__SUPPLIED MATERIAL__.

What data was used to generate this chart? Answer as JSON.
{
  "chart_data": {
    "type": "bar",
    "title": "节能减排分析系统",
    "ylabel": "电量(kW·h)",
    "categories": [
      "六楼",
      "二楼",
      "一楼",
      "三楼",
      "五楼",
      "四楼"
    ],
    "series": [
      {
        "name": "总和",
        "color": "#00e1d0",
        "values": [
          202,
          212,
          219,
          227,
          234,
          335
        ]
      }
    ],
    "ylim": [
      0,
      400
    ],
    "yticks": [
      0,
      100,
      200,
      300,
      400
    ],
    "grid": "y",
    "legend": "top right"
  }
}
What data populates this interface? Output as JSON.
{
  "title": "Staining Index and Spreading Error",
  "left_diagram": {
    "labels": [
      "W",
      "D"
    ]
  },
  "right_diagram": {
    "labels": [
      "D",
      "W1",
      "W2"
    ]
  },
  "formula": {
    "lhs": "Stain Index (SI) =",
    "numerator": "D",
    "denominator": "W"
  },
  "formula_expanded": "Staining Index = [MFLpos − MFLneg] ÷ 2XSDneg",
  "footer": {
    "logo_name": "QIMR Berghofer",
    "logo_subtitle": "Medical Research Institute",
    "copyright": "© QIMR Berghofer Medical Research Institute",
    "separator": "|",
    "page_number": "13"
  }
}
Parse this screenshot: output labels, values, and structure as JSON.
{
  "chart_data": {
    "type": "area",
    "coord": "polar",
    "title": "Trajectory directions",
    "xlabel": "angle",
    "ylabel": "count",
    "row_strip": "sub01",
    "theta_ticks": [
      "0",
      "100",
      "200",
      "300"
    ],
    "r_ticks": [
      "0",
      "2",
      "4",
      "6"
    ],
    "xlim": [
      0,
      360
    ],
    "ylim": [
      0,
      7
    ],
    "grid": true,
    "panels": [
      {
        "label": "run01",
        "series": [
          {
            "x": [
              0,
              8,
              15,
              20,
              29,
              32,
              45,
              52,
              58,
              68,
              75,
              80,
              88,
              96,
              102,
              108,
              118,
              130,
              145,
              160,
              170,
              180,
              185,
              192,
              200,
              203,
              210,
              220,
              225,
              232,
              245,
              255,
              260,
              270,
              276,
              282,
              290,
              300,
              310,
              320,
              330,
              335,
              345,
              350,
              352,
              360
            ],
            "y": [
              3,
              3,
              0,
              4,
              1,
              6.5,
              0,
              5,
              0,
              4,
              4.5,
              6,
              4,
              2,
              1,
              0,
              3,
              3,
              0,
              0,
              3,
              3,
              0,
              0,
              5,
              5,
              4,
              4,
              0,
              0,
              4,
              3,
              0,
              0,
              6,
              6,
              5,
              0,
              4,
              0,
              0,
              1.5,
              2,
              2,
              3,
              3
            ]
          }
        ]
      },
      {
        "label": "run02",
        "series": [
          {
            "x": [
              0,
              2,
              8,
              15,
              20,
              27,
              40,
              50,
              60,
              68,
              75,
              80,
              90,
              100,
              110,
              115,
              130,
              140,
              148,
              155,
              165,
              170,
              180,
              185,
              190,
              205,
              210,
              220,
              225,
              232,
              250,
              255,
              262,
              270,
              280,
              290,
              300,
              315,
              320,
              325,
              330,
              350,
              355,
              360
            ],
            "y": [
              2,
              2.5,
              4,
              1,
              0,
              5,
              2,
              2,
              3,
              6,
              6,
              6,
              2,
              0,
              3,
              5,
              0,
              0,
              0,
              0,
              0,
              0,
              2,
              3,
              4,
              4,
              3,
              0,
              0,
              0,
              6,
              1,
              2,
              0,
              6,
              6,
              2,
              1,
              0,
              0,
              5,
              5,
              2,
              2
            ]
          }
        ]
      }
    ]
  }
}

__WHAT THIS TASK INVOLVES__. Gather up, from the records above, each line where the word "Research" appears.

__SOLUTION BELOW__.
    "logo_subtitle": "Medical Research Institute",
    "copyright": "© QIMR Berghofer Medical Research Institute",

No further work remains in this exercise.